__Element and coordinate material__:
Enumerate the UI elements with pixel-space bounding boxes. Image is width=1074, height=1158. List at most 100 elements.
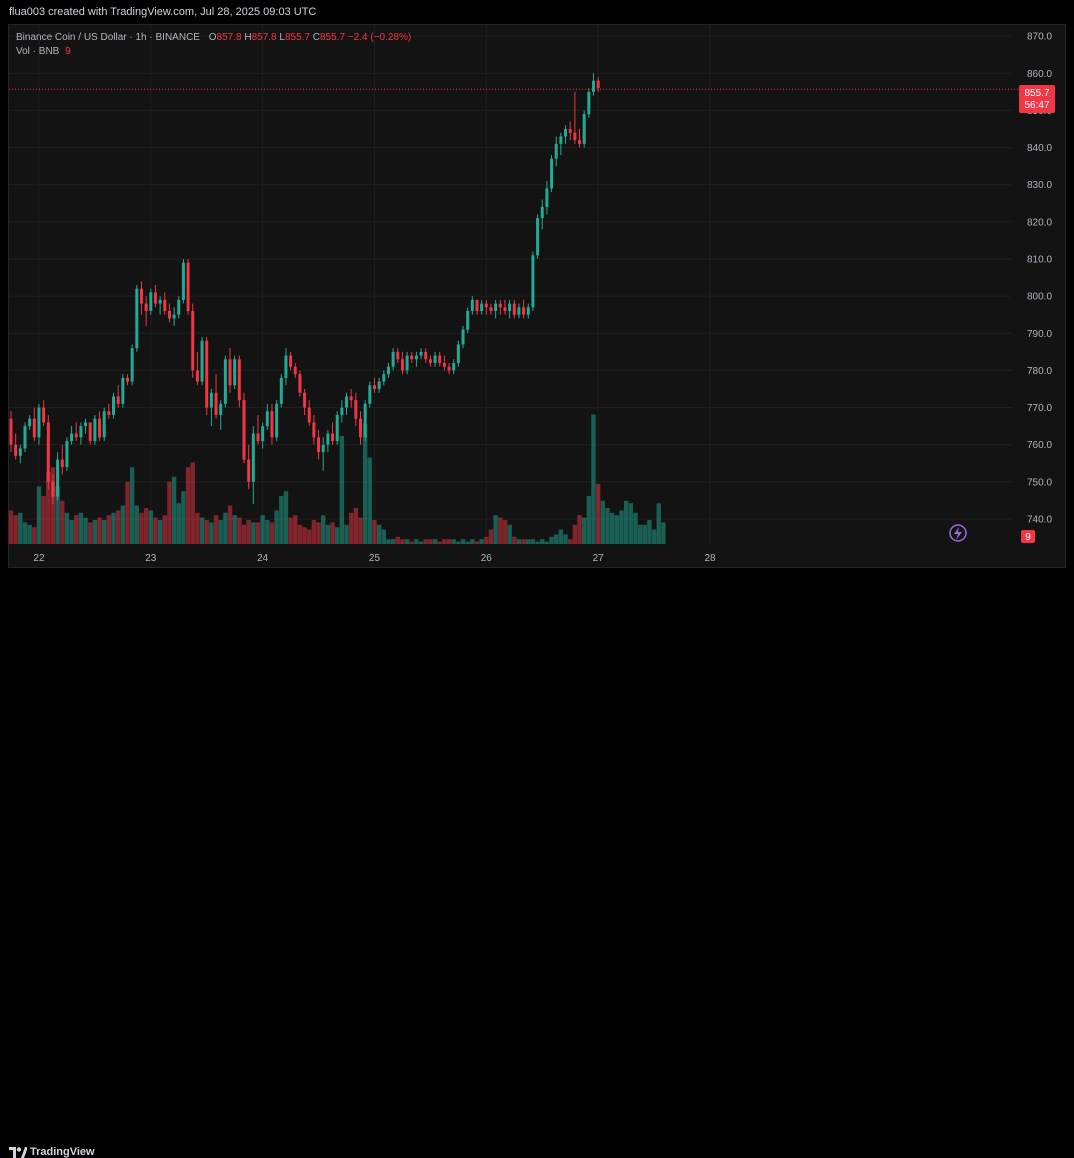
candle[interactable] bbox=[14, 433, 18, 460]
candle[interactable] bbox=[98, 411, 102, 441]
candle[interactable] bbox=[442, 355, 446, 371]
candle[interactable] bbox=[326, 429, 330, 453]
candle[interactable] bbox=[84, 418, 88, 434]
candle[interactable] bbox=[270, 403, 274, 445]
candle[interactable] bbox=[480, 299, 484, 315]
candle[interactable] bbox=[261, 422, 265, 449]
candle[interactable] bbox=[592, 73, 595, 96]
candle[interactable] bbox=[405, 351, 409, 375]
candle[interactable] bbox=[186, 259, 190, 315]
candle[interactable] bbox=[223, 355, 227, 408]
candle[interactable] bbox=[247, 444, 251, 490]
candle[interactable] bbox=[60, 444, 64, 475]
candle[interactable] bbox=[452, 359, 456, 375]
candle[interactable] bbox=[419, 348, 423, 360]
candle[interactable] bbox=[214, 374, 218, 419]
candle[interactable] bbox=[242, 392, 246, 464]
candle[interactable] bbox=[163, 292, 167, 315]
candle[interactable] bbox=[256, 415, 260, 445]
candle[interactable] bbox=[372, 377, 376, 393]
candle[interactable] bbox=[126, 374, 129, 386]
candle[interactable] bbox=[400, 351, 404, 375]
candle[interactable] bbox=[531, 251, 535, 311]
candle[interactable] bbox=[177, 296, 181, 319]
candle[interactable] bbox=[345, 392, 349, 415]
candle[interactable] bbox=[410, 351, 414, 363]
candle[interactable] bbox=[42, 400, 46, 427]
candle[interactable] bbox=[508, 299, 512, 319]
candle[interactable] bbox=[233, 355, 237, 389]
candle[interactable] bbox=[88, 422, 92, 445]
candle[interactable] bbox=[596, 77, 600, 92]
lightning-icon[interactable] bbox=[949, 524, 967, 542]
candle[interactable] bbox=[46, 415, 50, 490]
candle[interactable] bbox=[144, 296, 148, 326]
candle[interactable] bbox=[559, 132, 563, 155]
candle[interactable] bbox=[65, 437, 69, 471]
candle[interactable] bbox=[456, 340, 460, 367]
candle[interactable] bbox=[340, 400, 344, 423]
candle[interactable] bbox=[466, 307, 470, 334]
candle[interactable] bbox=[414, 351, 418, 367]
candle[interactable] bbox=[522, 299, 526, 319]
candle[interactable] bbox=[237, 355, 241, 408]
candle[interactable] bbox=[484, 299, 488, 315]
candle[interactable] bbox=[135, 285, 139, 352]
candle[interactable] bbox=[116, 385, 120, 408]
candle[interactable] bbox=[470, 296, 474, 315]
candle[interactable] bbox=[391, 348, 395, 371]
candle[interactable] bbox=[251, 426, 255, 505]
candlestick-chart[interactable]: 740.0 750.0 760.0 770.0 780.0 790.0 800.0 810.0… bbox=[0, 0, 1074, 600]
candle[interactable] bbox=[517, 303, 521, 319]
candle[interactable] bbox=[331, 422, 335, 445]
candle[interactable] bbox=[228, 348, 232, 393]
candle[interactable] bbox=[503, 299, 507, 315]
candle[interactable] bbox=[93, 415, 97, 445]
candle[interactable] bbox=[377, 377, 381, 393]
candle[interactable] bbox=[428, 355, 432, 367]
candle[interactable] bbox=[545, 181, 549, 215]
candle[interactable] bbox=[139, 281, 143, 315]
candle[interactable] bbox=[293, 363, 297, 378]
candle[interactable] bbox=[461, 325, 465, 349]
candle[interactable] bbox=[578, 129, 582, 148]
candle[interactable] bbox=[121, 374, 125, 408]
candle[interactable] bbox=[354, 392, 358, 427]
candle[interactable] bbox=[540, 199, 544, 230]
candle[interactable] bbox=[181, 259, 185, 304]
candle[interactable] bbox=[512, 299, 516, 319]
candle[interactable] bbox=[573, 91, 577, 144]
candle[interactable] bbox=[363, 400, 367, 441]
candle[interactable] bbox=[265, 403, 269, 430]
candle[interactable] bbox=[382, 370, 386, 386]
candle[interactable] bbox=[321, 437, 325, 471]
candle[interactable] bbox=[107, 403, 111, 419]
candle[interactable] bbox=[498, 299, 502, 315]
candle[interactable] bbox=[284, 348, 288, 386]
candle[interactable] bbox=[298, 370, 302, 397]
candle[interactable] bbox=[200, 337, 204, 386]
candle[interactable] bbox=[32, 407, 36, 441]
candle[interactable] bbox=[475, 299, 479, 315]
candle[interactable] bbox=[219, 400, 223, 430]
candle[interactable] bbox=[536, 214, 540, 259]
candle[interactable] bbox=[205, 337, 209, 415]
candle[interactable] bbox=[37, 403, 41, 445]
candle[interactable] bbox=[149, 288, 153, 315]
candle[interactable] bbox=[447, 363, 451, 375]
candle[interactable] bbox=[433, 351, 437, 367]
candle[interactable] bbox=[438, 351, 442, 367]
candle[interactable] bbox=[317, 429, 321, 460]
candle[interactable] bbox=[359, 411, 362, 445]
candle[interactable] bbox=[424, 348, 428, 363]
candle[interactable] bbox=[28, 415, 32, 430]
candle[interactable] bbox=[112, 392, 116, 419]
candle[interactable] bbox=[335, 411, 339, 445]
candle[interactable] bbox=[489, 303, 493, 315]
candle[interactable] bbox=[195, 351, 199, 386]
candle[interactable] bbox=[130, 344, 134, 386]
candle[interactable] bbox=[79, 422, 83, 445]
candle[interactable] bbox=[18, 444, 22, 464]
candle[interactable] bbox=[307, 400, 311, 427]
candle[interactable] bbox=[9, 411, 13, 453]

__Task directions__:
Copy out the lines of the material word for word, beginning with the line that contains "candle[interactable] bbox=[14, 433, 18, 460]" and continuing through the line that contains "candle[interactable] bbox=[261, 422, 265, 449]".

__Expected answer__:
candle[interactable] bbox=[14, 433, 18, 460]
candle[interactable] bbox=[98, 411, 102, 441]
candle[interactable] bbox=[442, 355, 446, 371]
candle[interactable] bbox=[326, 429, 330, 453]
candle[interactable] bbox=[84, 418, 88, 434]
candle[interactable] bbox=[270, 403, 274, 445]
candle[interactable] bbox=[480, 299, 484, 315]
candle[interactable] bbox=[261, 422, 265, 449]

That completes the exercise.